• _DATA TO PROCESS_
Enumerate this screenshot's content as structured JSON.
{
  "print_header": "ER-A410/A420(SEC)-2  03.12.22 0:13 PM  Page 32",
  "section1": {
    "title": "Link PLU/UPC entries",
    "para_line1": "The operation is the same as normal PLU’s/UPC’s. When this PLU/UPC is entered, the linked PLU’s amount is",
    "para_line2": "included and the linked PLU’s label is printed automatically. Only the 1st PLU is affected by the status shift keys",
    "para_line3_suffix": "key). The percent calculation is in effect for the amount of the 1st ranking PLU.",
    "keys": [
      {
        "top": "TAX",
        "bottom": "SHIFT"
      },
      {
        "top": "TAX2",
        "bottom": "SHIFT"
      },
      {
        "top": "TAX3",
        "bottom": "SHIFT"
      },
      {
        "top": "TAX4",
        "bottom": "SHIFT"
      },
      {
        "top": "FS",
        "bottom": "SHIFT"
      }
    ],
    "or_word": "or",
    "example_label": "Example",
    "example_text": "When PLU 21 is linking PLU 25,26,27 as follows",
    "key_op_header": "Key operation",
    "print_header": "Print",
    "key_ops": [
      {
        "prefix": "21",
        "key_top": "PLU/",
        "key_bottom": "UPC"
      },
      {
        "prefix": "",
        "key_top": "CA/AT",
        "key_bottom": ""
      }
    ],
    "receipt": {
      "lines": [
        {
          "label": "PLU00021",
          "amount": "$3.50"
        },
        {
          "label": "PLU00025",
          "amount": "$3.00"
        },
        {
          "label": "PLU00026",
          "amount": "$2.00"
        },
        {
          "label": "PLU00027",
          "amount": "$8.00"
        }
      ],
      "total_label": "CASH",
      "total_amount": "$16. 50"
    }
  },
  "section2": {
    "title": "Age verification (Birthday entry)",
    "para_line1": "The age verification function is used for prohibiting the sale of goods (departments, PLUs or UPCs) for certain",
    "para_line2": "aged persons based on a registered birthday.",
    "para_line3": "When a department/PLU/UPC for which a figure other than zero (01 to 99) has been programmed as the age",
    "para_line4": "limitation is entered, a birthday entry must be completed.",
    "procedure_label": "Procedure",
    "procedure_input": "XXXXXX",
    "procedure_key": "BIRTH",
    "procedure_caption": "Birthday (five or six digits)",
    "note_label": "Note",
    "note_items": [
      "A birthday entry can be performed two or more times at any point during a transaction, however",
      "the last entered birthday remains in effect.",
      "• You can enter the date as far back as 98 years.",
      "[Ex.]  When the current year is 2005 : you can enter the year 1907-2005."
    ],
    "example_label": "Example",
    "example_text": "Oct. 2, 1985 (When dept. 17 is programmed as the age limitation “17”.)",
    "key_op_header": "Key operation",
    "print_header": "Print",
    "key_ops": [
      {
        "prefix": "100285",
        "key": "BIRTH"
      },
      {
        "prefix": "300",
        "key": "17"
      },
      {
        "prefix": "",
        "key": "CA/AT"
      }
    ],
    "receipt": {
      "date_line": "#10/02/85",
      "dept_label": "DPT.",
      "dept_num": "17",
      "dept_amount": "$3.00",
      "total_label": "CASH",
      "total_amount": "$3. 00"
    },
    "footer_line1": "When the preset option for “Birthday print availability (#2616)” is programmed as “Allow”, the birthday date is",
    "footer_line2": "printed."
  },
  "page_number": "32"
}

• _WHAT IS NEEDED_
Retype the records in full. Keep every line identical to the original.

• _EXPECTED ANSWER_
Enumerate this screenshot's content as structured JSON.
{
  "print_header": "ER-A410/A420(SEC)-2  03.12.22 0:13 PM  Page 32",
  "section1": {
    "title": "Link PLU/UPC entries",
    "para_line1": "The operation is the same as normal PLU’s/UPC’s. When this PLU/UPC is entered, the linked PLU’s amount is",
    "para_line2": "included and the linked PLU’s label is printed automatically. Only the 1st PLU is affected by the status shift keys",
    "para_line3_suffix": "key). The percent calculation is in effect for the amount of the 1st ranking PLU.",
    "keys": [
      {
        "top": "TAX",
        "bottom": "SHIFT"
      },
      {
        "top": "TAX2",
        "bottom": "SHIFT"
      },
      {
        "top": "TAX3",
        "bottom": "SHIFT"
      },
      {
        "top": "TAX4",
        "bottom": "SHIFT"
      },
      {
        "top": "FS",
        "bottom": "SHIFT"
      }
    ],
    "or_word": "or",
    "example_label": "Example",
    "example_text": "When PLU 21 is linking PLU 25,26,27 as follows",
    "key_op_header": "Key operation",
    "print_header": "Print",
    "key_ops": [
      {
        "prefix": "21",
        "key_top": "PLU/",
        "key_bottom": "UPC"
      },
      {
        "prefix": "",
        "key_top": "CA/AT",
        "key_bottom": ""
      }
    ],
    "receipt": {
      "lines": [
        {
          "label": "PLU00021",
          "amount": "$3.50"
        },
        {
          "label": "PLU00025",
          "amount": "$3.00"
        },
        {
          "label": "PLU00026",
          "amount": "$2.00"
        },
        {
          "label": "PLU00027",
          "amount": "$8.00"
        }
      ],
      "total_label": "CASH",
      "total_amount": "$16. 50"
    }
  },
  "section2": {
    "title": "Age verification (Birthday entry)",
    "para_line1": "The age verification function is used for prohibiting the sale of goods (departments, PLUs or UPCs) for certain",
    "para_line2": "aged persons based on a registered birthday.",
    "para_line3": "When a department/PLU/UPC for which a figure other than zero (01 to 99) has been programmed as the age",
    "para_line4": "limitation is entered, a birthday entry must be completed.",
    "procedure_label": "Procedure",
    "procedure_input": "XXXXXX",
    "procedure_key": "BIRTH",
    "procedure_caption": "Birthday (five or six digits)",
    "note_label": "Note",
    "note_items": [
      "A birthday entry can be performed two or more times at any point during a transaction, however",
      "the last entered birthday remains in effect.",
      "• You can enter the date as far back as 98 years.",
      "[Ex.]  When the current year is 2005 : you can enter the year 1907-2005."
    ],
    "example_label": "Example",
    "example_text": "Oct. 2, 1985 (When dept. 17 is programmed as the age limitation “17”.)",
    "key_op_header": "Key operation",
    "print_header": "Print",
    "key_ops": [
      {
        "prefix": "100285",
        "key": "BIRTH"
      },
      {
        "prefix": "300",
        "key": "17"
      },
      {
        "prefix": "",
        "key": "CA/AT"
      }
    ],
    "receipt": {
      "date_line": "#10/02/85",
      "dept_label": "DPT.",
      "dept_num": "17",
      "dept_amount": "$3.00",
      "total_label": "CASH",
      "total_amount": "$3. 00"
    },
    "footer_line1": "When the preset option for “Birthday print availability (#2616)” is programmed as “Allow”, the birthday date is",
    "footer_line2": "printed."
  },
  "page_number": "32"
}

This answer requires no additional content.